§ Ejercicios:
1. ¿Puedes expresar como lista numerada las líneas de las entradas desde la que contiene "Give me the" hasta la que contiene "instagram-icon[interactable]: ◎ (420, 703, 438, 721)", ambas incluidas y sin líneas en blanco?
2. ¿Cómo seguirías el texto sobre la fe y los signos de Jesús a partir de su última oración?
======== Fragmento
El acto de fe es, pues, más que un simple conocimiento de la auténtica referencia del signo; creer es más bien entregarse a la persona significada y a su acción salvadora. Una vez que el hombre ha dado su asentimiento, la fe llega a una visión totalmente nueva del m.: a una contemplación, por el signo, de la gloria de Dios revelada en Cristo (Juan expresa esta visión con el perfecto eóraka: 9, 37; 14, 7.9; 19, 35; 20, 29). El m. pierde entonces su función de invitar a la fe y se convierte para el creyente en acicate para una vida en el Pneuma, pasa a ser un elemento de su diálogo confidencial con el Padre en Cristo. La negativa a creer puede presentar muchos matices y proceder de diversos motivos: embotamiento espiritual (Jn 6, 15. 26; Lc 17, 11-19); respeto humano (Jn 12, 42); cálculo político (Jn 11, 48.53); orgullo legalista (cura en sábado: Mc 3, 1-6; Lc 13, 10-16; Jn 5, 10; 9, 16); envidia clerical (Jn 12, 11), etc. Se llega incluso a invertir el sentido de los signos y atribuirlos a Beelzebub (Mt 12, 24-28). Y, sobre todo, se querrá que Dios acepte nuestras condiciones y subordinar la fe a «un signo del cielo» (Mt 12, 38-39; Mc 8, 11; Jn 2, 18), a un hecho prodigioso sin relación interna con el mensaje, el cual se imponga por la fuerza de lo sensacional y esté al servicio de sueños políticos y de un reino con poder temporal. Esto es precisamente todo lo contrario del signo en Juan. Jesús se niega a conceder ese signo que los judíos piden con tanta insistencia (hasta tal punto que Pablo los caracteriza por su «afán de signos»: 1 Cor 1, 22), pues su sed de prodigios procede de la negativa previa a creer.
================
======== Datos mostrados
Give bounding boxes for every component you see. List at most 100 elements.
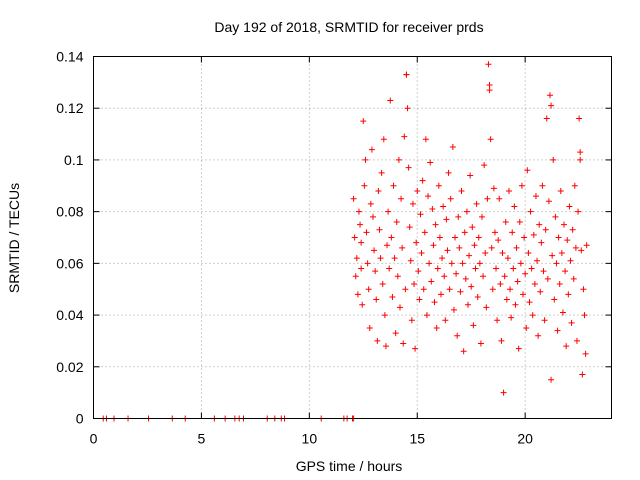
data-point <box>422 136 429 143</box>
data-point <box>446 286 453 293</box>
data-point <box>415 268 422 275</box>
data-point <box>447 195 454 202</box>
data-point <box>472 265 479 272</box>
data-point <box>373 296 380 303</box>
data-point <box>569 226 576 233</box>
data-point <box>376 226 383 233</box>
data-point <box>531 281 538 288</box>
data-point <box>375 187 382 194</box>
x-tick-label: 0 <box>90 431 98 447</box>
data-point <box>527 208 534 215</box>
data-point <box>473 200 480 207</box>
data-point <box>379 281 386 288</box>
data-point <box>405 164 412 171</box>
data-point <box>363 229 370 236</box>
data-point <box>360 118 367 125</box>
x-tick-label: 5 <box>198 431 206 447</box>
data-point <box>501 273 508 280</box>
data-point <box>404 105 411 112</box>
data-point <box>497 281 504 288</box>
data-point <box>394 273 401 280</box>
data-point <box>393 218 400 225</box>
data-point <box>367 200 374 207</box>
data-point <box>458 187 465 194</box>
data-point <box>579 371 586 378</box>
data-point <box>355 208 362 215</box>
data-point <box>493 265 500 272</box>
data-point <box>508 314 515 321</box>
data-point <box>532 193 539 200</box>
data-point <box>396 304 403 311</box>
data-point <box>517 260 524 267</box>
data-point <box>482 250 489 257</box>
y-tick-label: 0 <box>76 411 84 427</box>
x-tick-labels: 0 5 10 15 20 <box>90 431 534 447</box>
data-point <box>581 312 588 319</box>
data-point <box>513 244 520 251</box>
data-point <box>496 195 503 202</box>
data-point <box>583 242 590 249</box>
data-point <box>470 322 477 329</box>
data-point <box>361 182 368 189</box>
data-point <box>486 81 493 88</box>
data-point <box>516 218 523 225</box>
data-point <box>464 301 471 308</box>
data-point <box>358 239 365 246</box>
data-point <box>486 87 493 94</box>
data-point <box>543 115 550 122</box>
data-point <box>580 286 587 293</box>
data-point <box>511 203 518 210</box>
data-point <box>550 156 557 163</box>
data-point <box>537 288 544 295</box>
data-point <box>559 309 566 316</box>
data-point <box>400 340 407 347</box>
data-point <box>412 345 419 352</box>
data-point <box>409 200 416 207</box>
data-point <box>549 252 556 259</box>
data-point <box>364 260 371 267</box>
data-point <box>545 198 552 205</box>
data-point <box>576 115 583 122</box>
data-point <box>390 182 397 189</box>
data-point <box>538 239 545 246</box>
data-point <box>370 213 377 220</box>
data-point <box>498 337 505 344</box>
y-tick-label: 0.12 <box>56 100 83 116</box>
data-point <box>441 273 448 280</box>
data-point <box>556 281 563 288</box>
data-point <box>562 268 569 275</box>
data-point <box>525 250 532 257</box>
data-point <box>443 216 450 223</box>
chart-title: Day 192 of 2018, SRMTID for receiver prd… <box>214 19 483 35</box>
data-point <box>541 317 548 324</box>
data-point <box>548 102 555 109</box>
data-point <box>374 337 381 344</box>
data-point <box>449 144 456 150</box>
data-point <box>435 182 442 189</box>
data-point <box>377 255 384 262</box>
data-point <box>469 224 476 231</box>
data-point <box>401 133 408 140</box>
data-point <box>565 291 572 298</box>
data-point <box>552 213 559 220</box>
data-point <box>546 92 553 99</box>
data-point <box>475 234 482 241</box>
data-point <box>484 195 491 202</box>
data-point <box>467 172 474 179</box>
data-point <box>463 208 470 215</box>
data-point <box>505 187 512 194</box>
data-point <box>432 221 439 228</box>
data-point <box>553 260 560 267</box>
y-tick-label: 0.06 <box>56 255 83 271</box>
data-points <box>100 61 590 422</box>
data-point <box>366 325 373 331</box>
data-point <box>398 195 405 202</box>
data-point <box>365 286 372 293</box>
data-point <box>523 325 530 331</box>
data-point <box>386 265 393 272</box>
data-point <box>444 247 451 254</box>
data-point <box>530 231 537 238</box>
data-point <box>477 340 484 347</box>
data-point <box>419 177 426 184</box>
================
======== Datos mostrados
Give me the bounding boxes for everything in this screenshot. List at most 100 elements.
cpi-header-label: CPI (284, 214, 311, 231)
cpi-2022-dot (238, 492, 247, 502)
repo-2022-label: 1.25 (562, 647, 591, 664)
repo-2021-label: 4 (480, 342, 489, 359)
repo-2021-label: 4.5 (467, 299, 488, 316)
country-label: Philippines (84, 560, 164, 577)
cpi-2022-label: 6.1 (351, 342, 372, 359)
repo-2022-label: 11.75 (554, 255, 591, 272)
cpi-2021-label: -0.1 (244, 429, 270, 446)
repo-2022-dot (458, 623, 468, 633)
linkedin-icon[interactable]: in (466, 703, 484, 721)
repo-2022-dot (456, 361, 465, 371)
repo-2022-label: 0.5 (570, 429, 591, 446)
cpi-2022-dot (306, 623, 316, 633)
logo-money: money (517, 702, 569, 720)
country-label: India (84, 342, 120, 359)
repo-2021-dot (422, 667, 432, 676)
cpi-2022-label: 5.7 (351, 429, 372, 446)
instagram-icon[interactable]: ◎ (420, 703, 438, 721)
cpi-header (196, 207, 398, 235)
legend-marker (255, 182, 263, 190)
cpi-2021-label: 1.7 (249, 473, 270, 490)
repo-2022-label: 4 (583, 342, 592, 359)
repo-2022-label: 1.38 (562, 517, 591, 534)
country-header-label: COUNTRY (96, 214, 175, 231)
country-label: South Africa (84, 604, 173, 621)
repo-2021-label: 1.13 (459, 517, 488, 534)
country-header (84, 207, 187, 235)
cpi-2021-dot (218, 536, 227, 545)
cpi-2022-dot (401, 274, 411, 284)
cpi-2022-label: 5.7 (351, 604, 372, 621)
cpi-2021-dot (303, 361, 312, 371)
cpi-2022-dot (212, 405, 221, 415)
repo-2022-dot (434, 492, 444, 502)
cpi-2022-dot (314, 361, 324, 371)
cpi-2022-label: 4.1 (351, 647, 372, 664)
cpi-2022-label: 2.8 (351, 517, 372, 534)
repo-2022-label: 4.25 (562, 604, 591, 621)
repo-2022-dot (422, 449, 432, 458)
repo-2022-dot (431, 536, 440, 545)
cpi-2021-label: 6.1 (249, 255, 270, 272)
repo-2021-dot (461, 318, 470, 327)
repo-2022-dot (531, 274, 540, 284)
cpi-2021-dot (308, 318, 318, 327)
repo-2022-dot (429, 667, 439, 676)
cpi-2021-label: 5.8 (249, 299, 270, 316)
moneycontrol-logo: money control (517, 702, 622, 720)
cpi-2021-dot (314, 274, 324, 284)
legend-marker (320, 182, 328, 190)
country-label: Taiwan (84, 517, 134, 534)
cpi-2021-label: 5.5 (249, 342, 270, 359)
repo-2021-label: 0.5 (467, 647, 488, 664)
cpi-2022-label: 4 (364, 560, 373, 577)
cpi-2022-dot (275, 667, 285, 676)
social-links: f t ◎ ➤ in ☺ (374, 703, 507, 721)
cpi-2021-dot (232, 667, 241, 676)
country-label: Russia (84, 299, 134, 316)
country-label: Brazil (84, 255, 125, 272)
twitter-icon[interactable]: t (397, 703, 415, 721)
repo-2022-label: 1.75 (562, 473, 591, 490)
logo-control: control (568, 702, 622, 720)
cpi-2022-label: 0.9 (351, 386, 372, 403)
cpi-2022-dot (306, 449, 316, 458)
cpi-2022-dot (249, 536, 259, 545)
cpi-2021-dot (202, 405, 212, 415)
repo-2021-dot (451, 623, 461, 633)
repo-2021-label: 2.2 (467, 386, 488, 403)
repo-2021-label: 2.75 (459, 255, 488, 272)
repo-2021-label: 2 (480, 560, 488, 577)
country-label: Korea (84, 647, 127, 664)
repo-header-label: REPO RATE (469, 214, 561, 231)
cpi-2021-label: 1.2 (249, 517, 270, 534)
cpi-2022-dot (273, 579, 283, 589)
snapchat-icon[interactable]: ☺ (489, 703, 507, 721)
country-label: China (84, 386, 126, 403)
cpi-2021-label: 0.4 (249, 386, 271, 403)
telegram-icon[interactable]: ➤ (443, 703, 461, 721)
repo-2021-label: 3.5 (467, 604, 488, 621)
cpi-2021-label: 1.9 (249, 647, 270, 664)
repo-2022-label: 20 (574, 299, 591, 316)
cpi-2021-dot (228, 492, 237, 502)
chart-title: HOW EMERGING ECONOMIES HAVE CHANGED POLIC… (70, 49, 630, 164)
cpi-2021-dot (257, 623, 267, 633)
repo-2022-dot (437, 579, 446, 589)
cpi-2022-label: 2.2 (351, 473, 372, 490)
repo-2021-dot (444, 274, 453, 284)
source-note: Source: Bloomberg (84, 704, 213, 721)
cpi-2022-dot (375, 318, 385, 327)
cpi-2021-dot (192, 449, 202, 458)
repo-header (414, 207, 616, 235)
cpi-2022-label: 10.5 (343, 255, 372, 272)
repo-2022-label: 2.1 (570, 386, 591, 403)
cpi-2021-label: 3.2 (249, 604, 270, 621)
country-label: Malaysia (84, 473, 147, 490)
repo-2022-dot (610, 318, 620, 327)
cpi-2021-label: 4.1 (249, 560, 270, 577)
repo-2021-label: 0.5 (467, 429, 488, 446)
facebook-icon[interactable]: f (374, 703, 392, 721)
================
§ Respuestas:
1.
1. Give me the bounding boxes for everything in this screenshot. List at most 100 elements.
2. cpi-header-label: CPI (284, 214, 311, 231)
3. cpi-2022-dot (238, 492, 247, 502)
4. repo-2022-label: 1.25 (562, 647, 591, 664)
5. repo-2021-label: 4 (480, 342, 489, 359)
6. repo-2021-label: 4.5 (467, 299, 488, 316)
7. country-label: Philippines (84, 560, 164, 577)
8. cpi-2022-label: 6.1 (351, 342, 372, 359)
9. repo-2022-label: 11.75 (554, 255, 591, 272)
10. cpi-2021-label: -0.1 (244, 429, 270, 446)
11. repo-2022-dot (458, 623, 468, 633)
12. linkedin-icon[interactable]: in (466, 703, 484, 721)
13. repo-2022-dot (456, 361, 465, 371)
14. repo-2022-label: 0.5 (570, 429, 591, 446)
15. cpi-2022-dot (306, 623, 316, 633)
16. logo-money: money (517, 702, 569, 720)
17. country-label: India (84, 342, 120, 359)
18. repo-2021-dot (422, 667, 432, 676)
19. cpi-2022-label: 5.7 (351, 429, 372, 446)
20. instagram-icon[interactable]: ◎ (420, 703, 438, 721)

2.
La fe suscitada por el m. de ningún modo es la más perfecta. Como la palabra, el signo milagroso es una semilla, que fructificaría según el terreno en que se siembre: la fe versátil de las turbas; la fe vacilante de Nicodemo; y, al contrario, la fe anhelada o profesada antes de que se produzca el signo (el paralítico bajado por el tejado; el padre del joven epiléptico Mc 9, 24), que el Señor halla sobre todo en extranjeros (la cananea, el centurión). Así se comprende que, para Jesús, el m. no sea el camino único de la fe, ni siquiera el más perfecto (Jn 4, 48). Es sólo el ruedo de su vestido. Mucho más eficaz es el encuentro con su doctrina, y sobre todo con su persona. Muchos de los que se le adhirieron más fielmente — los primeros discípulos, Mateo, María de Magdala, Zaqueo y tantos otros, su madre señaladamente — llegaron a él por un camino distinto del de los signos milagrosos: «Bienaventurados los que no vieron y creyeron» (Jn 20, 29).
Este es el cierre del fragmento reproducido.